EXERCISE PROMPT >> Extract every line that contains the string "channels".

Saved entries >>
-- Begin --

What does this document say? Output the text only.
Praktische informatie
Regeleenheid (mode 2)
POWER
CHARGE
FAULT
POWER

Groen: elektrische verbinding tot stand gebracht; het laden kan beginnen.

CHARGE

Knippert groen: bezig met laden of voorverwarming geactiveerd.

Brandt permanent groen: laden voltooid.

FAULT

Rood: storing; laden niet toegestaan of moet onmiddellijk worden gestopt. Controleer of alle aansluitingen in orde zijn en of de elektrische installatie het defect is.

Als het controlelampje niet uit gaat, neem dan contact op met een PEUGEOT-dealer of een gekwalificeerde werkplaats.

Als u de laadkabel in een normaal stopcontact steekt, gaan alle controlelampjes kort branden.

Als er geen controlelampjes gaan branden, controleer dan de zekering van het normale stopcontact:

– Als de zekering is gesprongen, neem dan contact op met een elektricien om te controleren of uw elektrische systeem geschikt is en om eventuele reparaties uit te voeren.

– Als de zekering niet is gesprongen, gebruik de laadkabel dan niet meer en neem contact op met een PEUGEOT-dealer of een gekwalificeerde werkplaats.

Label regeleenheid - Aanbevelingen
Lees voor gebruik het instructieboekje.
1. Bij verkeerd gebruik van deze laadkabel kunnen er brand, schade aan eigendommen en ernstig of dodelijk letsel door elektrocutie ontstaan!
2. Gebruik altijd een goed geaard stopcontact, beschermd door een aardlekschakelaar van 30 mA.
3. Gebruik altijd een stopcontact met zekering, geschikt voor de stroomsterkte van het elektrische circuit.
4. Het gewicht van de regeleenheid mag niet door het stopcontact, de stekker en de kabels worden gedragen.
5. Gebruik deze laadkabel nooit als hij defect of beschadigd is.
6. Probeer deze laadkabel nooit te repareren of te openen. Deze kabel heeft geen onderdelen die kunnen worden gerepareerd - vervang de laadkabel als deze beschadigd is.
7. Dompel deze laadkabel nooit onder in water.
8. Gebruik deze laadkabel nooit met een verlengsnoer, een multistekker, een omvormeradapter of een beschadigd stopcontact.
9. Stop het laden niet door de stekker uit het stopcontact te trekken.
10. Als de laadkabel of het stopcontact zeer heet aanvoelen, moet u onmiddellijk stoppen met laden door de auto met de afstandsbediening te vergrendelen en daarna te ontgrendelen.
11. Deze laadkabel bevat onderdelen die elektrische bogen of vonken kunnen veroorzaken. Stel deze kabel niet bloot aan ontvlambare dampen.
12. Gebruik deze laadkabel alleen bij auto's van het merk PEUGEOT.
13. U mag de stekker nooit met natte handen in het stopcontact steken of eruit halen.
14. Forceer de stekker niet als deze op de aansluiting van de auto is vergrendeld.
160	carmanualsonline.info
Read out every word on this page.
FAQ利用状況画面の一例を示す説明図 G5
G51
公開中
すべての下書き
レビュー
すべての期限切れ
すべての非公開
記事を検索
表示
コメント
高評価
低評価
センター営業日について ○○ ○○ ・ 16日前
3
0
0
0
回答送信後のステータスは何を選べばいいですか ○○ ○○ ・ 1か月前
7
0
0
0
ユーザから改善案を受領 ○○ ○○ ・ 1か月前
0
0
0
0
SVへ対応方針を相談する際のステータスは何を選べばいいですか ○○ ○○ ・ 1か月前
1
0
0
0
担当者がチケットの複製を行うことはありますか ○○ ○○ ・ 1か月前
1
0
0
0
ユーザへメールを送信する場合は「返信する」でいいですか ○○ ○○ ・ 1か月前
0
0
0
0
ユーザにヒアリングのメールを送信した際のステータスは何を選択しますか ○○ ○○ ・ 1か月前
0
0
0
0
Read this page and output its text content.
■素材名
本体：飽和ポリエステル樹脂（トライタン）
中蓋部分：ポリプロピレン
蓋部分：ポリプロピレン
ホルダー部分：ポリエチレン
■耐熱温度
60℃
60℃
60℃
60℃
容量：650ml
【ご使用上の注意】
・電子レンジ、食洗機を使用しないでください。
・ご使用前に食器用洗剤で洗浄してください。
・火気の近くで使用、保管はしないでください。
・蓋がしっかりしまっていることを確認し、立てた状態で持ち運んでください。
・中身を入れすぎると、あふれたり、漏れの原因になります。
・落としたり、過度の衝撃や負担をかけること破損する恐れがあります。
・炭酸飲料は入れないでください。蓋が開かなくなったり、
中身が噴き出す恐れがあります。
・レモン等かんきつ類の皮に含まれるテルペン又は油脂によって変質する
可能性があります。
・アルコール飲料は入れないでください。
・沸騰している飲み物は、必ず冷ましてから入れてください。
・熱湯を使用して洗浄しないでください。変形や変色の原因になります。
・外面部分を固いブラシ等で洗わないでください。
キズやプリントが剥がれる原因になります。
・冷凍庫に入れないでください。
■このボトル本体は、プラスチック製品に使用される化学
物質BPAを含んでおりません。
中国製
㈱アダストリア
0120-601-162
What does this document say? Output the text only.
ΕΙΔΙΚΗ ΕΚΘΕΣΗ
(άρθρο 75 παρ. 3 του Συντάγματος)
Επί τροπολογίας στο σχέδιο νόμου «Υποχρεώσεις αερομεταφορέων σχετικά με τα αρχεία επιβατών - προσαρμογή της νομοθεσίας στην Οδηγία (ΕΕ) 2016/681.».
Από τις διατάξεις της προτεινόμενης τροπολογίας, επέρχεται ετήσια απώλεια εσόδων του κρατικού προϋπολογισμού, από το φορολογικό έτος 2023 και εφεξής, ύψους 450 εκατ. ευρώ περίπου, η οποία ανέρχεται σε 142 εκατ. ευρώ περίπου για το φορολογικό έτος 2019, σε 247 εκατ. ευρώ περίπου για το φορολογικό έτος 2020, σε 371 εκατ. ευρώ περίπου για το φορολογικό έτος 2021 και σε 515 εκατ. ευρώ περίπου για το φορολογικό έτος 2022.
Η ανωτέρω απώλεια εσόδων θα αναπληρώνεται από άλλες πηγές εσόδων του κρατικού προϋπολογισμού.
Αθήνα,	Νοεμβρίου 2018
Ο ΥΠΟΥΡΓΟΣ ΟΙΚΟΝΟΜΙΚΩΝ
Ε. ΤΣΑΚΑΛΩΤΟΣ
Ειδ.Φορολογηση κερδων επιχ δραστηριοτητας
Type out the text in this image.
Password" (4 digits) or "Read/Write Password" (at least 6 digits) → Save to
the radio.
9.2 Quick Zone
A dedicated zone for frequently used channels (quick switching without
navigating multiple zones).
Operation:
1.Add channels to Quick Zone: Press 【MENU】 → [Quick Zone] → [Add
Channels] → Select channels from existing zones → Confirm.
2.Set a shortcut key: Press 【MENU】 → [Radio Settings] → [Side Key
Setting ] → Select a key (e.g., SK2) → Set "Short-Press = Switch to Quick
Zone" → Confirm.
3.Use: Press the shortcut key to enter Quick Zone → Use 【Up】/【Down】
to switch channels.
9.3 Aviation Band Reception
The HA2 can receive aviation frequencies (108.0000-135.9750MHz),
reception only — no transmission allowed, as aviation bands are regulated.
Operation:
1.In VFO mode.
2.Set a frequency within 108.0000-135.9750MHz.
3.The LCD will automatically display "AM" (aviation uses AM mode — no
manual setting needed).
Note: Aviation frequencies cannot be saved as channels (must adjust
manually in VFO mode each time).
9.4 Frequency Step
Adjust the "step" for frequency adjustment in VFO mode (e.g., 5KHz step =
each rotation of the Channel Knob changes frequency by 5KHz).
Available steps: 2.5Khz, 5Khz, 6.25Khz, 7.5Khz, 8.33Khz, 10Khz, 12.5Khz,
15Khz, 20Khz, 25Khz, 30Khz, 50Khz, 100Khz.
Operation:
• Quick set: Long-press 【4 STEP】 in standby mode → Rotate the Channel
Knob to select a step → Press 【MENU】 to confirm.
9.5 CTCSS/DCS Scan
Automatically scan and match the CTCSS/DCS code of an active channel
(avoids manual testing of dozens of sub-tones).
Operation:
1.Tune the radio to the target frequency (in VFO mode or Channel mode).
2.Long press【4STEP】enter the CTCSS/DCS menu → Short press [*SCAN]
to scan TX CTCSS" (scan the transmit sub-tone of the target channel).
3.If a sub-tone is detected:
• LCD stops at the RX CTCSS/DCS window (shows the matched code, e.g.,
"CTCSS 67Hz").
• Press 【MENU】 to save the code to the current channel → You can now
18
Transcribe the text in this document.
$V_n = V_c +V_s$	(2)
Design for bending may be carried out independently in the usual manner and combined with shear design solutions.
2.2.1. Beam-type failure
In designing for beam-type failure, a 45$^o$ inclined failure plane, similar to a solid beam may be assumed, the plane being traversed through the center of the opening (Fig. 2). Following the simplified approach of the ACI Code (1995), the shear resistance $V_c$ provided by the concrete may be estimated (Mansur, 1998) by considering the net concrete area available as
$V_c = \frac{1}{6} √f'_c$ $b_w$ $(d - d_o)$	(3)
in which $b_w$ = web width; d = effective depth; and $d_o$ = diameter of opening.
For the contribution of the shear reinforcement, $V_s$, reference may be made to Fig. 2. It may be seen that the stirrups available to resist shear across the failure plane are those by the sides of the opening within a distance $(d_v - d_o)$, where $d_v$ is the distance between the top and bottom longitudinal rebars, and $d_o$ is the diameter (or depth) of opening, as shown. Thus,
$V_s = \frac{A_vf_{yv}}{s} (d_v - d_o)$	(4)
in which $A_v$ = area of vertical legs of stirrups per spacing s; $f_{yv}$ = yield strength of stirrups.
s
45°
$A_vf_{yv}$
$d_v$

-- End --

RESPONSE TO THE TASK >>
A dedicated zone for frequently used channels (quick switching without
1.Add channels to Quick Zone: Press 【MENU】 → [Quick Zone] → [Add
Channels] → Select channels from existing zones → Confirm.
to switch channels.
Note: Aviation frequencies cannot be saved as channels (must adjust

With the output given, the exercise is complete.